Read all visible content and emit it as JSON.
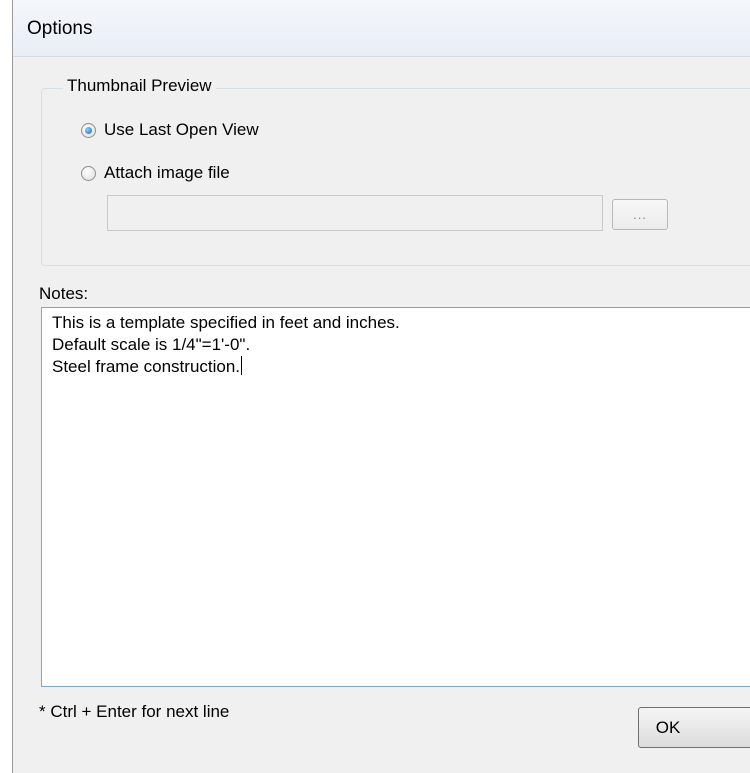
{
  "window": {
    "title": "Options"
  },
  "thumbnail_preview": {
    "legend": "Thumbnail Preview",
    "options": [
      {
        "label": "Use Last Open View",
        "selected": true
      },
      {
        "label": "Attach image file",
        "selected": false
      }
    ],
    "file_path": {
      "value": ""
    },
    "browse_label": "..."
  },
  "notes": {
    "label": "Notes:",
    "lines": [
      "This is a template specified in feet and inches.",
      "Default scale is 1/4\"=1'-0\".",
      "Steel frame construction."
    ]
  },
  "hint": "* Ctrl + Enter for next line",
  "buttons": {
    "ok_label": "OK"
  }
}
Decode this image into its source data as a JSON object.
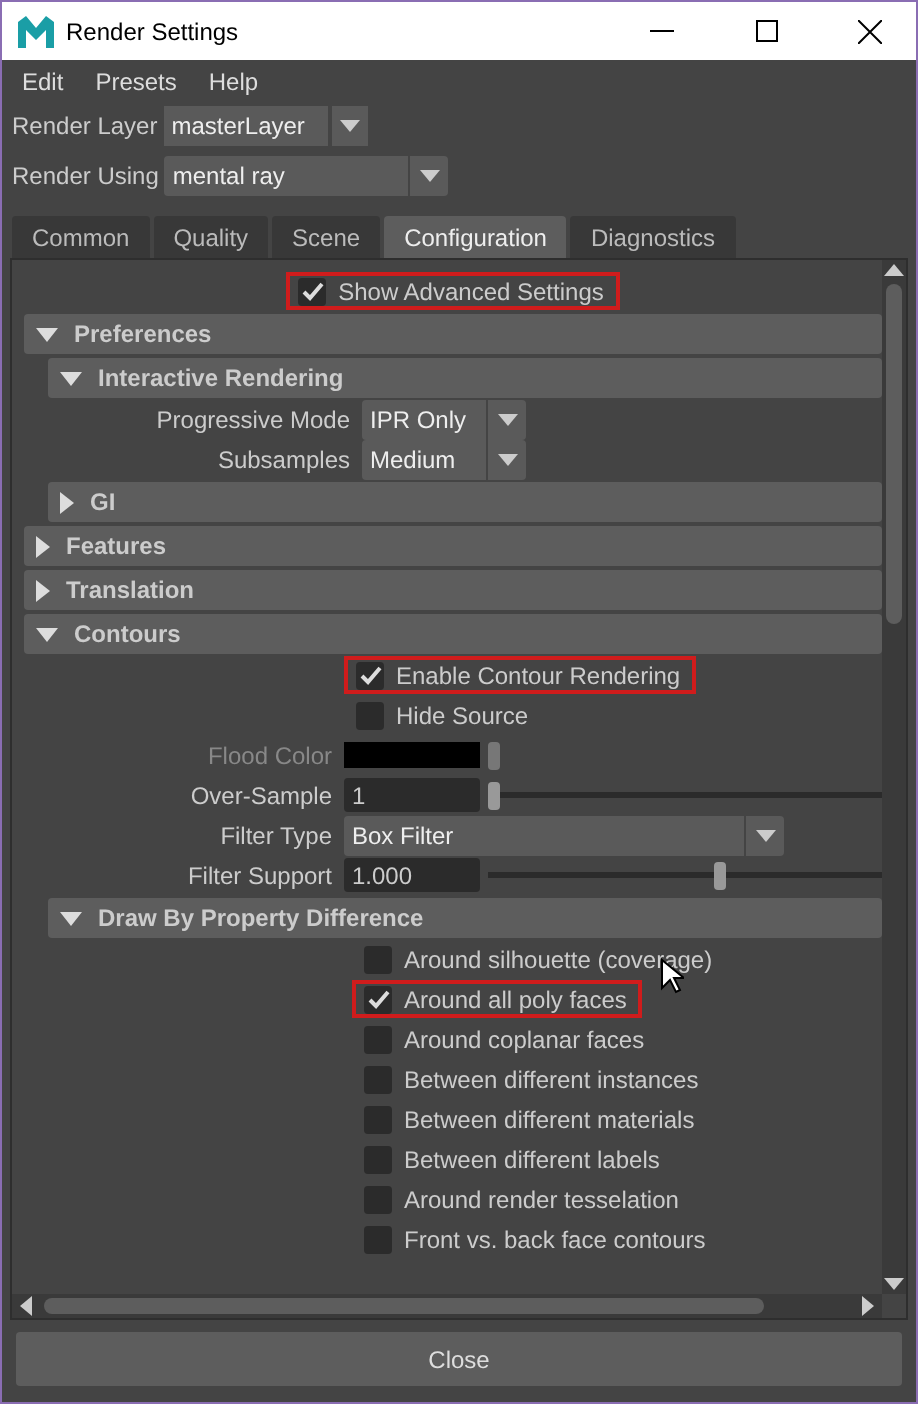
{
  "window": {
    "title": "Render Settings"
  },
  "menu": [
    "Edit",
    "Presets",
    "Help"
  ],
  "render_layer": {
    "label": "Render Layer",
    "value": "masterLayer"
  },
  "render_using": {
    "label": "Render Using",
    "value": "mental ray"
  },
  "tabs": [
    {
      "label": "Common",
      "selected": false
    },
    {
      "label": "Quality",
      "selected": false
    },
    {
      "label": "Scene",
      "selected": false
    },
    {
      "label": "Configuration",
      "selected": true
    },
    {
      "label": "Diagnostics",
      "selected": false
    }
  ],
  "show_advanced": {
    "label": "Show Advanced Settings",
    "checked": true,
    "highlighted": true
  },
  "sections": [
    {
      "title": "Preferences",
      "expanded": true,
      "children": [
        {
          "title": "Interactive Rendering",
          "expanded": true,
          "rows": [
            {
              "kind": "dropdown",
              "label": "Progressive Mode",
              "value": "IPR Only"
            },
            {
              "kind": "dropdown",
              "label": "Subsamples",
              "value": "Medium"
            }
          ]
        },
        {
          "title": "GI",
          "expanded": false
        }
      ]
    },
    {
      "title": "Features",
      "expanded": false
    },
    {
      "title": "Translation",
      "expanded": false
    },
    {
      "title": "Contours",
      "expanded": true,
      "rows": [
        {
          "kind": "checkbox",
          "label": "Enable Contour Rendering",
          "checked": true,
          "highlighted": true
        },
        {
          "kind": "checkbox",
          "label": "Hide Source",
          "checked": false,
          "highlighted": false
        },
        {
          "kind": "color",
          "label": "Flood Color",
          "disabled": true
        },
        {
          "kind": "slider",
          "label": "Over-Sample",
          "value": "1",
          "level": 0
        },
        {
          "kind": "combobox",
          "label": "Filter Type",
          "value": "Box Filter"
        },
        {
          "kind": "slider",
          "label": "Filter Support",
          "value": "1.000",
          "level": 0.59
        }
      ],
      "children": [
        {
          "title": "Draw By Property Difference",
          "expanded": true,
          "rows": [
            {
              "kind": "checkbox",
              "label": "Around silhouette (coverage)",
              "checked": false,
              "highlighted": false
            },
            {
              "kind": "checkbox",
              "label": "Around all poly faces",
              "checked": true,
              "highlighted": true
            },
            {
              "kind": "checkbox",
              "label": "Around coplanar faces",
              "checked": false,
              "highlighted": false
            },
            {
              "kind": "checkbox",
              "label": "Between different instances",
              "checked": false,
              "highlighted": false
            },
            {
              "kind": "checkbox",
              "label": "Between different materials",
              "checked": false,
              "highlighted": false
            },
            {
              "kind": "checkbox",
              "label": "Between different labels",
              "checked": false,
              "highlighted": false
            },
            {
              "kind": "checkbox",
              "label": "Around render tesselation",
              "checked": false,
              "highlighted": false
            },
            {
              "kind": "checkbox",
              "label": "Front vs. back face contours",
              "checked": false,
              "highlighted": false
            }
          ]
        }
      ]
    }
  ],
  "close_button": "Close"
}
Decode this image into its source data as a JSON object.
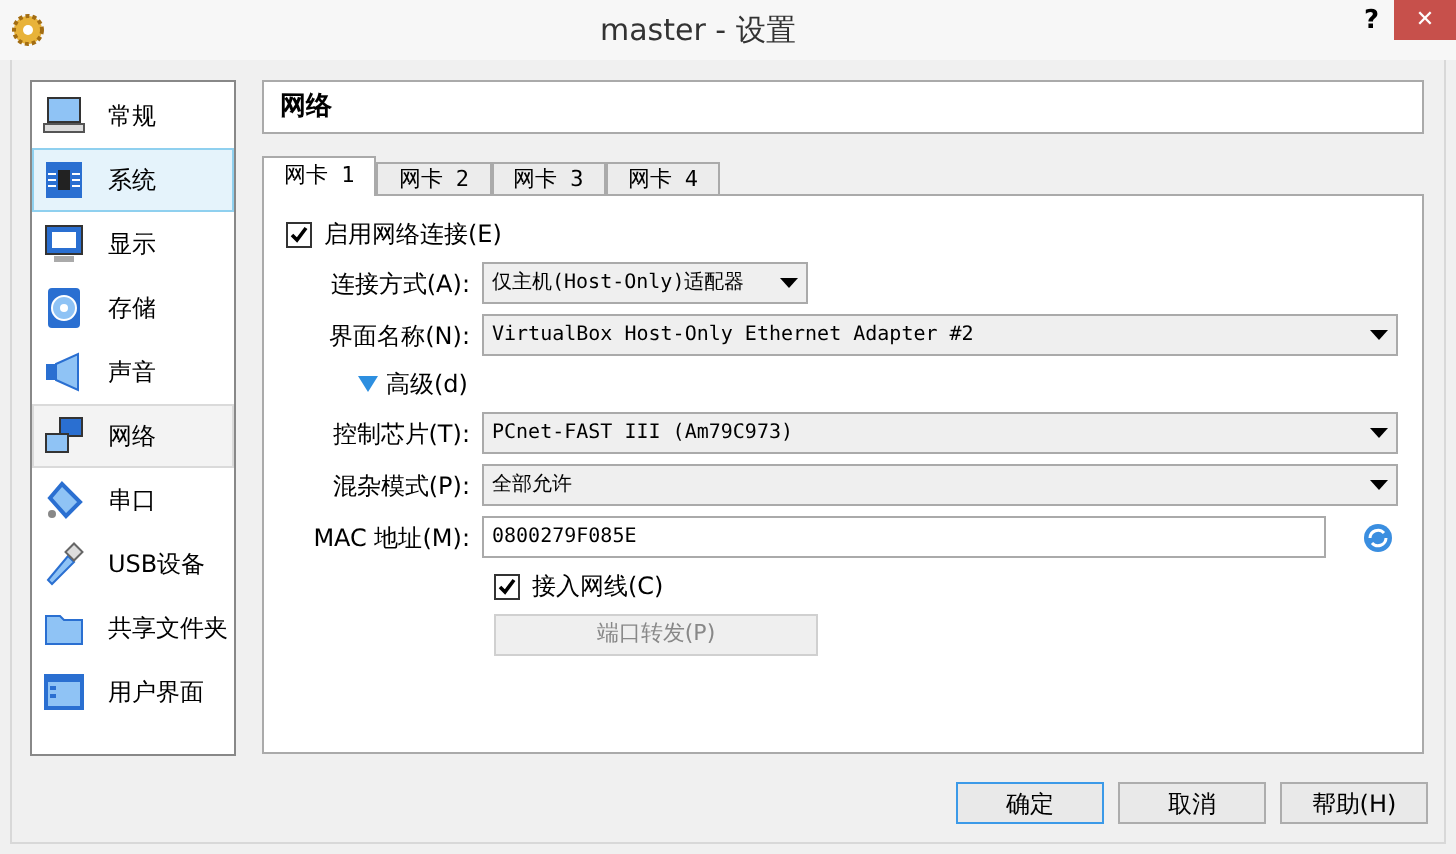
{
  "window": {
    "title": "master - 设置",
    "help": "?",
    "close": "✕"
  },
  "sidebar": {
    "items": [
      {
        "label": "常规",
        "selected": false,
        "hovered": false
      },
      {
        "label": "系统",
        "selected": false,
        "hovered": true
      },
      {
        "label": "显示",
        "selected": false,
        "hovered": false
      },
      {
        "label": "存储",
        "selected": false,
        "hovered": false
      },
      {
        "label": "声音",
        "selected": false,
        "hovered": false
      },
      {
        "label": "网络",
        "selected": true,
        "hovered": false
      },
      {
        "label": "串口",
        "selected": false,
        "hovered": false
      },
      {
        "label": "USB设备",
        "selected": false,
        "hovered": false
      },
      {
        "label": "共享文件夹",
        "selected": false,
        "hovered": false
      },
      {
        "label": "用户界面",
        "selected": false,
        "hovered": false
      }
    ]
  },
  "page_title": "网络",
  "tabs": [
    {
      "label": "网卡 1",
      "selected": true
    },
    {
      "label": "网卡 2",
      "selected": false
    },
    {
      "label": "网卡 3",
      "selected": false
    },
    {
      "label": "网卡 4",
      "selected": false
    }
  ],
  "enable": {
    "label": "启用网络连接(E)",
    "checked": true
  },
  "fields": [
    {
      "kind": "combo",
      "label": "连接方式(A):",
      "value": "仅主机(Host-Only)适配器",
      "wide": false
    },
    {
      "kind": "combo",
      "label": "界面名称(N):",
      "value": "VirtualBox Host-Only Ethernet Adapter #2",
      "wide": true
    },
    {
      "kind": "toggle",
      "label": "高级(d)",
      "expanded": true
    },
    {
      "kind": "combo",
      "label": "控制芯片(T):",
      "value": "PCnet-FAST III (Am79C973)",
      "wide": true
    },
    {
      "kind": "combo",
      "label": "混杂模式(P):",
      "value": "全部允许",
      "wide": true
    },
    {
      "kind": "text",
      "label": "MAC 地址(M):",
      "value": "0800279F085E"
    },
    {
      "kind": "check",
      "label": "接入网线(C)",
      "checked": true
    },
    {
      "kind": "button",
      "label": "端口转发(P)",
      "disabled": true
    }
  ],
  "buttons": [
    {
      "label": "确定",
      "default": true
    },
    {
      "label": "取消",
      "default": false
    },
    {
      "label": "帮助(H)",
      "default": false
    }
  ]
}
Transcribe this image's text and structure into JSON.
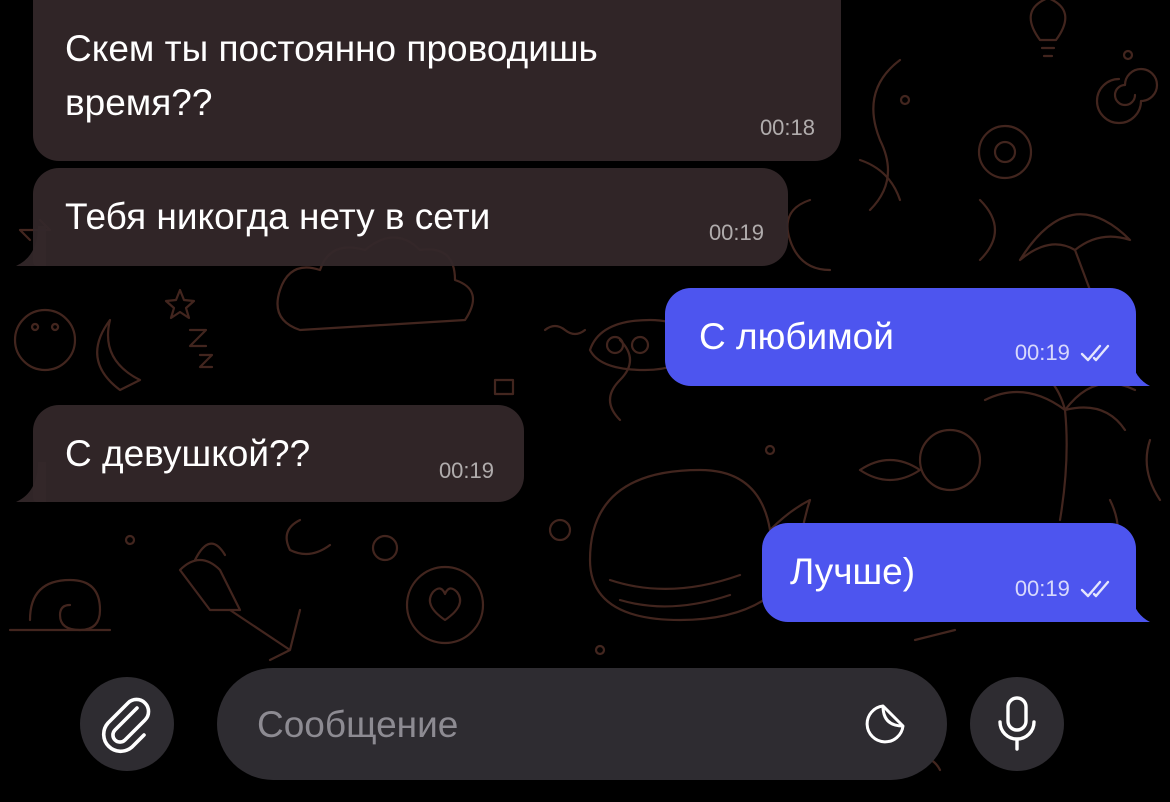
{
  "messages": [
    {
      "direction": "incoming",
      "text": "Скем ты постоянно проводишь\nвремя??",
      "time": "00:18"
    },
    {
      "direction": "incoming",
      "text": "Тебя никогда нету в сети",
      "time": "00:19"
    },
    {
      "direction": "outgoing",
      "text": "С любимой",
      "time": "00:19",
      "status": "read"
    },
    {
      "direction": "incoming",
      "text": "С девушкой??",
      "time": "00:19"
    },
    {
      "direction": "outgoing",
      "text": "Лучше)",
      "time": "00:19",
      "status": "read"
    }
  ],
  "composer": {
    "placeholder": "Сообщение"
  },
  "icons": {
    "attach": "paperclip-icon",
    "sticker": "sticker-icon",
    "voice": "microphone-icon",
    "read_status": "double-check-icon"
  },
  "colors": {
    "background": "#000000",
    "incoming_bubble": "#34282a",
    "outgoing_bubble": "#4d55ef",
    "composer": "#2e2c31",
    "wallpaper_doodles": "#4a2a22"
  }
}
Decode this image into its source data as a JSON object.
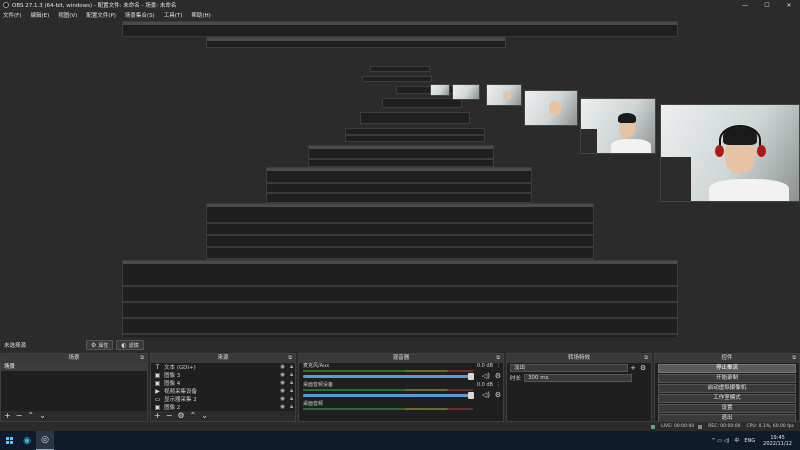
{
  "window": {
    "title": "OBS 27.1.3 (64-bit, windows) - 配置文件: 未命名 - 场景: 未命名",
    "controls": [
      "—",
      "☐",
      "✕"
    ]
  },
  "menu": [
    "文件(F)",
    "编辑(E)",
    "视图(V)",
    "配置文件(P)",
    "场景集合(S)",
    "工具(T)",
    "帮助(H)"
  ],
  "dockbar": {
    "scene_title": "未选择源",
    "properties_label": "属性",
    "filters_label": "滤镜"
  },
  "scenes": {
    "title": "场景",
    "items": [
      "场景"
    ]
  },
  "sources": {
    "title": "来源",
    "items": [
      {
        "label": "文本 (GDI+)",
        "icon": "text-icon"
      },
      {
        "label": "图像 3",
        "icon": "image-icon"
      },
      {
        "label": "图像 4",
        "icon": "image-icon"
      },
      {
        "label": "视频采集设备",
        "icon": "camera-icon"
      },
      {
        "label": "显示器采集 2",
        "icon": "monitor-icon"
      },
      {
        "label": "图像 2",
        "icon": "image-icon"
      }
    ]
  },
  "mixer": {
    "title": "混音器",
    "channels": [
      {
        "name": "麦克风/Aux",
        "db": "0.0 dB"
      },
      {
        "name": "桌面音频设备",
        "db": "0.0 dB"
      },
      {
        "name": "桌面音频",
        "db": ""
      }
    ]
  },
  "transitions": {
    "title": "转场特效",
    "type": "淡出",
    "duration_label": "时长",
    "duration": "300 ms"
  },
  "controls": {
    "title": "控件",
    "buttons": [
      "停止推流",
      "开始录制",
      "启动虚拟摄像机",
      "工作室模式",
      "设置",
      "退出"
    ]
  },
  "status": {
    "live": "LIVE: 00:00:00",
    "rec": "REC: 00:00:00",
    "cpu": "CPU: 0.1%, 60.00 fps"
  },
  "taskbar": {
    "tray_icons": "^ ▭ ◁)",
    "ime": "中",
    "lang": "ENG",
    "time": "19:45",
    "date": "2022/11/12"
  }
}
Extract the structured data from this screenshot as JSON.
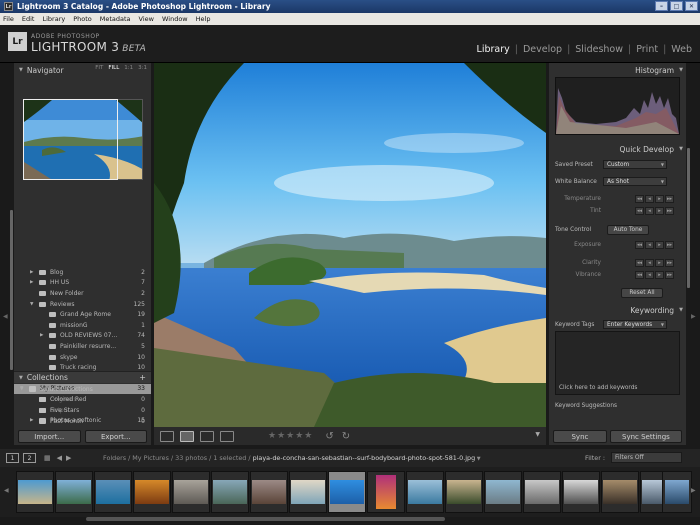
{
  "window": {
    "title": "Lightroom 3 Catalog - Adobe Photoshop Lightroom - Library",
    "app_icon": "Lr",
    "controls": [
      "–",
      "□",
      "✕"
    ]
  },
  "menu": [
    "File",
    "Edit",
    "Library",
    "Photo",
    "Metadata",
    "View",
    "Window",
    "Help"
  ],
  "identity": {
    "badge": "Lr",
    "top": "ADOBE PHOTOSHOP",
    "name": "LIGHTROOM 3",
    "beta": "BETA"
  },
  "modules": [
    "Library",
    "Develop",
    "Slideshow",
    "Print",
    "Web"
  ],
  "active_module": "Library",
  "module_separator": "|",
  "navigator": {
    "title": "Navigator",
    "zoom": [
      "FIT",
      "FILL",
      "1:1",
      "3:1"
    ],
    "zoom_selected": "FILL"
  },
  "folders": [
    {
      "name": "Blog",
      "count": "2",
      "level": 1,
      "state": "collapsed"
    },
    {
      "name": "HH US",
      "count": "7",
      "level": 1,
      "state": "collapsed"
    },
    {
      "name": "New Folder",
      "count": "2",
      "level": 1,
      "state": "none"
    },
    {
      "name": "Reviews",
      "count": "125",
      "level": 1,
      "state": "expanded"
    },
    {
      "name": "Grand Age Rome",
      "count": "19",
      "level": 2,
      "state": "none"
    },
    {
      "name": "missionG",
      "count": "1",
      "level": 2,
      "state": "none"
    },
    {
      "name": "OLD REVIEWS 07...",
      "count": "74",
      "level": 2,
      "state": "collapsed"
    },
    {
      "name": "Painkiller resurre...",
      "count": "5",
      "level": 2,
      "state": "none"
    },
    {
      "name": "skype",
      "count": "10",
      "level": 2,
      "state": "none"
    },
    {
      "name": "Truck racing",
      "count": "10",
      "level": 2,
      "state": "none"
    },
    {
      "name": "Wallp",
      "count": "4",
      "level": 2,
      "state": "collapsed"
    },
    {
      "name": "My Pictures",
      "count": "33",
      "level": 0,
      "state": "expanded",
      "selected": true
    },
    {
      "name": "Originals",
      "count": "",
      "level": 1,
      "state": "none",
      "dim": true
    },
    {
      "name": "output",
      "count": "",
      "level": 1,
      "state": "none",
      "dim": true
    },
    {
      "name": "Photos a softonic",
      "count": "15",
      "level": 1,
      "state": "collapsed"
    }
  ],
  "collections": {
    "title": "Collections",
    "add": "+",
    "items": [
      {
        "name": "Smart Collections",
        "count": "",
        "level": 0
      },
      {
        "name": "Colored Red",
        "count": "0",
        "level": 1
      },
      {
        "name": "Five Stars",
        "count": "0",
        "level": 1
      },
      {
        "name": "Past Month",
        "count": "0",
        "level": 1
      }
    ]
  },
  "left_buttons": {
    "import": "Import...",
    "export": "Export..."
  },
  "toolbar": {
    "stars": "★★★★★",
    "rotate_left": "↺",
    "rotate_right": "↻",
    "chevron": "▼"
  },
  "histogram": {
    "title": "Histogram"
  },
  "quick_develop": {
    "title": "Quick Develop",
    "saved_preset_label": "Saved Preset",
    "saved_preset_value": "Custom",
    "white_balance_label": "White Balance",
    "white_balance_value": "As Shot",
    "temperature": "Temperature",
    "tint": "Tint",
    "tone_control": "Tone Control",
    "auto_tone": "Auto Tone",
    "exposure": "Exposure",
    "clarity": "Clarity",
    "vibrance": "Vibrance",
    "reset_all": "Reset All"
  },
  "keywording": {
    "title": "Keywording",
    "tags_label": "Keyword Tags",
    "tags_value": "Enter Keywords",
    "placeholder": "Click here to add keywords",
    "suggestions": "Keyword Suggestions"
  },
  "right_buttons": {
    "sync": "Sync",
    "sync_settings": "Sync Settings"
  },
  "filmstrip_bar": {
    "view1": "1",
    "view2": "2",
    "path_prefix": "Folders / My Pictures / 33 photos / 1 selected /",
    "file": "playa-de-concha-san-sebastian--surf-bodyboard-photo-spot-581-0.jpg",
    "filter_label": "Filter :",
    "filter_value": "Filters Off"
  },
  "colors": {
    "panel": "#2f2f2f",
    "background": "#1a1a1a",
    "titlebar": "#2a4f86",
    "active_module": "#f2f2f2",
    "selected_folder": "#999999"
  }
}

····················

#### What needs to be done
Pick out the lines above that hold the string "Around" and show them.

#### Solved exercise
              "label": "Around silhouette (coverage)",
              "label": "Around all poly faces",
              "label": "Around coplanar faces",
              "label": "Around render tesselation",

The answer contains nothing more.